Stored data
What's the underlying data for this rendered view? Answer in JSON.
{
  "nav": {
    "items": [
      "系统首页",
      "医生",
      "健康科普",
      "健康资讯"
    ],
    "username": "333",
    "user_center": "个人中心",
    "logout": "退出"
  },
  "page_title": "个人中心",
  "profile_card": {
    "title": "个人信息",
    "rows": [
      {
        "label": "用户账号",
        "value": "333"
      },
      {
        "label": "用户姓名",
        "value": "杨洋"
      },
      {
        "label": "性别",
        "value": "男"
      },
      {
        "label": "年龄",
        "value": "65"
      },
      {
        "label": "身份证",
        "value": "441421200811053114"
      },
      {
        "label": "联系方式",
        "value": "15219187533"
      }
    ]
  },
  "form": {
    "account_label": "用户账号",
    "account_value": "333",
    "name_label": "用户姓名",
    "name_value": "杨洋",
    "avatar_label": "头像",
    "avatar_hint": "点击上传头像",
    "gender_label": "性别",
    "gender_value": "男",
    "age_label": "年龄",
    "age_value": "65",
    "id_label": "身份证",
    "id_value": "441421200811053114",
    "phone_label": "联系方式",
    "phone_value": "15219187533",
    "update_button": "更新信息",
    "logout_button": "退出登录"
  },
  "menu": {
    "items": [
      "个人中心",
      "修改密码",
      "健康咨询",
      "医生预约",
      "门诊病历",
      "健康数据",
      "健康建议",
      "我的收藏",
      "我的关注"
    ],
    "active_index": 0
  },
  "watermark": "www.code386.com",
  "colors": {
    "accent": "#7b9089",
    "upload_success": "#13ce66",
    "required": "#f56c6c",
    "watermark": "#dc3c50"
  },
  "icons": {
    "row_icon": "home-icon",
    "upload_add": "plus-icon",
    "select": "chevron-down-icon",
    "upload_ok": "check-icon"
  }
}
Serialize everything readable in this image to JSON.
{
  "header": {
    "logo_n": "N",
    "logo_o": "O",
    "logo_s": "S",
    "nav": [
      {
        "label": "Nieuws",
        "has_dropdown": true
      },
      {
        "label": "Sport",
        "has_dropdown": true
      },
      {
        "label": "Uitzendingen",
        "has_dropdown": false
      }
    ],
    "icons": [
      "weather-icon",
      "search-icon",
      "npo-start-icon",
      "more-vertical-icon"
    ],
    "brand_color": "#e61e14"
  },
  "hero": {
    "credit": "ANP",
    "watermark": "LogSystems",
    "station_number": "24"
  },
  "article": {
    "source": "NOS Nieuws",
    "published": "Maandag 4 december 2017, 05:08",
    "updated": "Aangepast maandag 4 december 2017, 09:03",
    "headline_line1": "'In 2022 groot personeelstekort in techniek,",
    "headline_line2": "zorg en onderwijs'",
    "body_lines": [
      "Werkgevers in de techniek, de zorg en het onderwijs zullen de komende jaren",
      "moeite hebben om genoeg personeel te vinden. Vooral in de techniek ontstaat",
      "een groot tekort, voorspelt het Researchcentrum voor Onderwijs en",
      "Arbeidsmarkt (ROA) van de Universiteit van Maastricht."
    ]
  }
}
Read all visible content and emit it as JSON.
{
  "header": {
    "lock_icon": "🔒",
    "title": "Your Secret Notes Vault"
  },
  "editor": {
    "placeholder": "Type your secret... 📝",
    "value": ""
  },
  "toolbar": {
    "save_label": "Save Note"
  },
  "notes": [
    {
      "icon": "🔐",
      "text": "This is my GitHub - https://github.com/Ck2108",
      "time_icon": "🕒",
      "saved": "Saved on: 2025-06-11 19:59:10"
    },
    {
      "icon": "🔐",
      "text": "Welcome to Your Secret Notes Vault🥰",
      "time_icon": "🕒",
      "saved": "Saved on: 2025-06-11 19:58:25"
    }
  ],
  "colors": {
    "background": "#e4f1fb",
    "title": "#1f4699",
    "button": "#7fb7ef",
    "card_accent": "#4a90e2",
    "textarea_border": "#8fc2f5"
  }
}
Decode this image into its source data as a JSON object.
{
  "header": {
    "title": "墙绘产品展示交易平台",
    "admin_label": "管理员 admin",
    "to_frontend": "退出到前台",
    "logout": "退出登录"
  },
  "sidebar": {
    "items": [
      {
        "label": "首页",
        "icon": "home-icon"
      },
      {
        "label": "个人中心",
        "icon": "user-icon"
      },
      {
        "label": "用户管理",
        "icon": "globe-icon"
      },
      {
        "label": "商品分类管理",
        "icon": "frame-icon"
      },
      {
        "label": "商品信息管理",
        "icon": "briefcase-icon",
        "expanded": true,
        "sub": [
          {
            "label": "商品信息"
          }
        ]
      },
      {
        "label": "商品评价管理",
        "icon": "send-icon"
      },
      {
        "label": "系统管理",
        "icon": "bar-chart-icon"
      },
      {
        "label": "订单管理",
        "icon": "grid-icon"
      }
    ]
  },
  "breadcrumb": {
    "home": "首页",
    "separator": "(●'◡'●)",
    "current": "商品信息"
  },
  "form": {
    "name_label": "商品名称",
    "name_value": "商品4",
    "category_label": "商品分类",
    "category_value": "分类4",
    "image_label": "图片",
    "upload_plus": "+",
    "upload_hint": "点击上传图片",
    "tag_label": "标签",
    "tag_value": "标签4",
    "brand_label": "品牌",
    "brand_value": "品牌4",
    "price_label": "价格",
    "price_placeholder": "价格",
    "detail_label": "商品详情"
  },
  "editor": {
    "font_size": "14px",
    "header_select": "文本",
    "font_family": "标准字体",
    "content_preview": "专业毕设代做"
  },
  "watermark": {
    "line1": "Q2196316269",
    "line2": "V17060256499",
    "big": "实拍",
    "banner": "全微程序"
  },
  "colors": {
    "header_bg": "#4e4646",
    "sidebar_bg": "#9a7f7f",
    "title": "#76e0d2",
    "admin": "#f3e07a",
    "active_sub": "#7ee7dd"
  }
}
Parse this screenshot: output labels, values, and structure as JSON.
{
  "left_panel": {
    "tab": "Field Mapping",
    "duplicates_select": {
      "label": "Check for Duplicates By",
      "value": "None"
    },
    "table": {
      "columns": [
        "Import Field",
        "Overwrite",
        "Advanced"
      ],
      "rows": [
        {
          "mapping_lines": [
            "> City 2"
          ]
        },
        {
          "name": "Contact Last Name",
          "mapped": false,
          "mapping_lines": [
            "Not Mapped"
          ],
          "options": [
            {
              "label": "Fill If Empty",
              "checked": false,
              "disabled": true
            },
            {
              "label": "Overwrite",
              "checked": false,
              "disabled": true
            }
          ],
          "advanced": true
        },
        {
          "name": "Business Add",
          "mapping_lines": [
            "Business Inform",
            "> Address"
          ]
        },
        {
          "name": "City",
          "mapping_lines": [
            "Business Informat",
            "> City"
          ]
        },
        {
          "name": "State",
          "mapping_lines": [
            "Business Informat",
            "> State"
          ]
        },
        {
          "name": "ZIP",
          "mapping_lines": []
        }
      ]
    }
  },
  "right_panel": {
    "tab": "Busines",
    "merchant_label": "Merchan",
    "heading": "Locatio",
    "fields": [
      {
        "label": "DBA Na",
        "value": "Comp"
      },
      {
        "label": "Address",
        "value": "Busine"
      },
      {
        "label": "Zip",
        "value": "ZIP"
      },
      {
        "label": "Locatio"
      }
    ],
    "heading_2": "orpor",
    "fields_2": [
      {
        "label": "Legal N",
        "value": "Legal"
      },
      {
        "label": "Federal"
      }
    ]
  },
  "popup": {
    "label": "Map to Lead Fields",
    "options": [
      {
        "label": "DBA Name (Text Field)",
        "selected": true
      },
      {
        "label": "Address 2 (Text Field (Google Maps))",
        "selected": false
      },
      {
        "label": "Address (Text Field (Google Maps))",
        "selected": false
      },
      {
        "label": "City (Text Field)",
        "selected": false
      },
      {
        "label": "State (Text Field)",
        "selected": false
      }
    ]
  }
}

TASK DETAILS> The entries above must be returned exactly.

COMPLETE RESPONSE>
What's the underlying data for this rendered view? Answer in JSON.
{
  "nav": {
    "items": [
      "系统首页",
      "医生",
      "健康科普",
      "健康资讯"
    ],
    "username": "333",
    "user_center": "个人中心",
    "logout": "退出"
  },
  "page_title": "个人中心",
  "profile_card": {
    "title": "个人信息",
    "rows": [
      {
        "label": "用户账号",
        "value": "333"
      },
      {
        "label": "用户姓名",
        "value": "杨洋"
      },
      {
        "label": "性别",
        "value": "男"
      },
      {
        "label": "年龄",
        "value": "65"
      },
      {
        "label": "身份证",
        "value": "441421200811053114"
      },
      {
        "label": "联系方式",
        "value": "15219187533"
      }
    ]
  },
  "form": {
    "account_label": "用户账号",
    "account_value": "333",
    "name_label": "用户姓名",
    "name_value": "杨洋",
    "avatar_label": "头像",
    "avatar_hint": "点击上传头像",
    "gender_label": "性别",
    "gender_value": "男",
    "age_label": "年龄",
    "age_value": "65",
    "id_label": "身份证",
    "id_value": "441421200811053114",
    "phone_label": "联系方式",
    "phone_value": "15219187533",
    "update_button": "更新信息",
    "logout_button": "退出登录"
  },
  "menu": {
    "items": [
      "个人中心",
      "修改密码",
      "健康咨询",
      "医生预约",
      "门诊病历",
      "健康数据",
      "健康建议",
      "我的收藏",
      "我的关注"
    ],
    "active_index": 0
  },
  "watermark": "www.code386.com",
  "colors": {
    "accent": "#7b9089",
    "upload_success": "#13ce66",
    "required": "#f56c6c",
    "watermark": "#dc3c50"
  },
  "icons": {
    "row_icon": "home-icon",
    "upload_add": "plus-icon",
    "select": "chevron-down-icon",
    "upload_ok": "check-icon"
  }
}
Serialize everything readable in this image to JSON.
{
  "header": {
    "logo_n": "N",
    "logo_o": "O",
    "logo_s": "S",
    "nav": [
      {
        "label": "Nieuws",
        "has_dropdown": true
      },
      {
        "label": "Sport",
        "has_dropdown": true
      },
      {
        "label": "Uitzendingen",
        "has_dropdown": false
      }
    ],
    "icons": [
      "weather-icon",
      "search-icon",
      "npo-start-icon",
      "more-vertical-icon"
    ],
    "brand_color": "#e61e14"
  },
  "hero": {
    "credit": "ANP",
    "watermark": "LogSystems",
    "station_number": "24"
  },
  "article": {
    "source": "NOS Nieuws",
    "published": "Maandag 4 december 2017, 05:08",
    "updated": "Aangepast maandag 4 december 2017, 09:03",
    "headline_line1": "'In 2022 groot personeelstekort in techniek,",
    "headline_line2": "zorg en onderwijs'",
    "body_lines": [
      "Werkgevers in de techniek, de zorg en het onderwijs zullen de komende jaren",
      "moeite hebben om genoeg personeel te vinden. Vooral in de techniek ontstaat",
      "een groot tekort, voorspelt het Researchcentrum voor Onderwijs en",
      "Arbeidsmarkt (ROA) van de Universiteit van Maastricht."
    ]
  }
}
Read all visible content and emit it as JSON.
{
  "header": {
    "lock_icon": "🔒",
    "title": "Your Secret Notes Vault"
  },
  "editor": {
    "placeholder": "Type your secret... 📝",
    "value": ""
  },
  "toolbar": {
    "save_label": "Save Note"
  },
  "notes": [
    {
      "icon": "🔐",
      "text": "This is my GitHub - https://github.com/Ck2108",
      "time_icon": "🕒",
      "saved": "Saved on: 2025-06-11 19:59:10"
    },
    {
      "icon": "🔐",
      "text": "Welcome to Your Secret Notes Vault🥰",
      "time_icon": "🕒",
      "saved": "Saved on: 2025-06-11 19:58:25"
    }
  ],
  "colors": {
    "background": "#e4f1fb",
    "title": "#1f4699",
    "button": "#7fb7ef",
    "card_accent": "#4a90e2",
    "textarea_border": "#8fc2f5"
  }
}
Decode this image into its source data as a JSON object.
{
  "header": {
    "title": "墙绘产品展示交易平台",
    "admin_label": "管理员 admin",
    "to_frontend": "退出到前台",
    "logout": "退出登录"
  },
  "sidebar": {
    "items": [
      {
        "label": "首页",
        "icon": "home-icon"
      },
      {
        "label": "个人中心",
        "icon": "user-icon"
      },
      {
        "label": "用户管理",
        "icon": "globe-icon"
      },
      {
        "label": "商品分类管理",
        "icon": "frame-icon"
      },
      {
        "label": "商品信息管理",
        "icon": "briefcase-icon",
        "expanded": true,
        "sub": [
          {
            "label": "商品信息"
          }
        ]
      },
      {
        "label": "商品评价管理",
        "icon": "send-icon"
      },
      {
        "label": "系统管理",
        "icon": "bar-chart-icon"
      },
      {
        "label": "订单管理",
        "icon": "grid-icon"
      }
    ]
  },
  "breadcrumb": {
    "home": "首页",
    "separator": "(●'◡'●)",
    "current": "商品信息"
  },
  "form": {
    "name_label": "商品名称",
    "name_value": "商品4",
    "category_label": "商品分类",
    "category_value": "分类4",
    "image_label": "图片",
    "upload_plus": "+",
    "upload_hint": "点击上传图片",
    "tag_label": "标签",
    "tag_value": "标签4",
    "brand_label": "品牌",
    "brand_value": "品牌4",
    "price_label": "价格",
    "price_placeholder": "价格",
    "detail_label": "商品详情"
  },
  "editor": {
    "font_size": "14px",
    "header_select": "文本",
    "font_family": "标准字体",
    "content_preview": "专业毕设代做"
  },
  "watermark": {
    "line1": "Q2196316269",
    "line2": "V17060256499",
    "big": "实拍",
    "banner": "全微程序"
  },
  "colors": {
    "header_bg": "#4e4646",
    "sidebar_bg": "#9a7f7f",
    "title": "#76e0d2",
    "admin": "#f3e07a",
    "active_sub": "#7ee7dd"
  }
}
Parse this screenshot: output labels, values, and structure as JSON.
{
  "left_panel": {
    "tab": "Field Mapping",
    "duplicates_select": {
      "label": "Check for Duplicates By",
      "value": "None"
    },
    "table": {
      "columns": [
        "Import Field",
        "Overwrite",
        "Advanced"
      ],
      "rows": [
        {
          "mapping_lines": [
            "> City 2"
          ]
        },
        {
          "name": "Contact Last Name",
          "mapped": false,
          "mapping_lines": [
            "Not Mapped"
          ],
          "options": [
            {
              "label": "Fill If Empty",
              "checked": false,
              "disabled": true
            },
            {
              "label": "Overwrite",
              "checked": false,
              "disabled": true
            }
          ],
          "advanced": true
        },
        {
          "name": "Business Add",
          "mapping_lines": [
            "Business Inform",
            "> Address"
          ]
        },
        {
          "name": "City",
          "mapping_lines": [
            "Business Informat",
            "> City"
          ]
        },
        {
          "name": "State",
          "mapping_lines": [
            "Business Informat",
            "> State"
          ]
        },
        {
          "name": "ZIP",
          "mapping_lines": []
        }
      ]
    }
  },
  "right_panel": {
    "tab": "Busines",
    "merchant_label": "Merchan",
    "heading": "Locatio",
    "fields": [
      {
        "label": "DBA Na",
        "value": "Comp"
      },
      {
        "label": "Address",
        "value": "Busine"
      },
      {
        "label": "Zip",
        "value": "ZIP"
      },
      {
        "label": "Locatio"
      }
    ],
    "heading_2": "orpor",
    "fields_2": [
      {
        "label": "Legal N",
        "value": "Legal"
      },
      {
        "label": "Federal"
      }
    ]
  },
  "popup": {
    "label": "Map to Lead Fields",
    "options": [
      {
        "label": "DBA Name (Text Field)",
        "selected": true
      },
      {
        "label": "Address 2 (Text Field (Google Maps))",
        "selected": false
      },
      {
        "label": "Address (Text Field (Google Maps))",
        "selected": false
      },
      {
        "label": "City (Text Field)",
        "selected": false
      },
      {
        "label": "State (Text Field)",
        "selected": false
      }
    ]
  }
}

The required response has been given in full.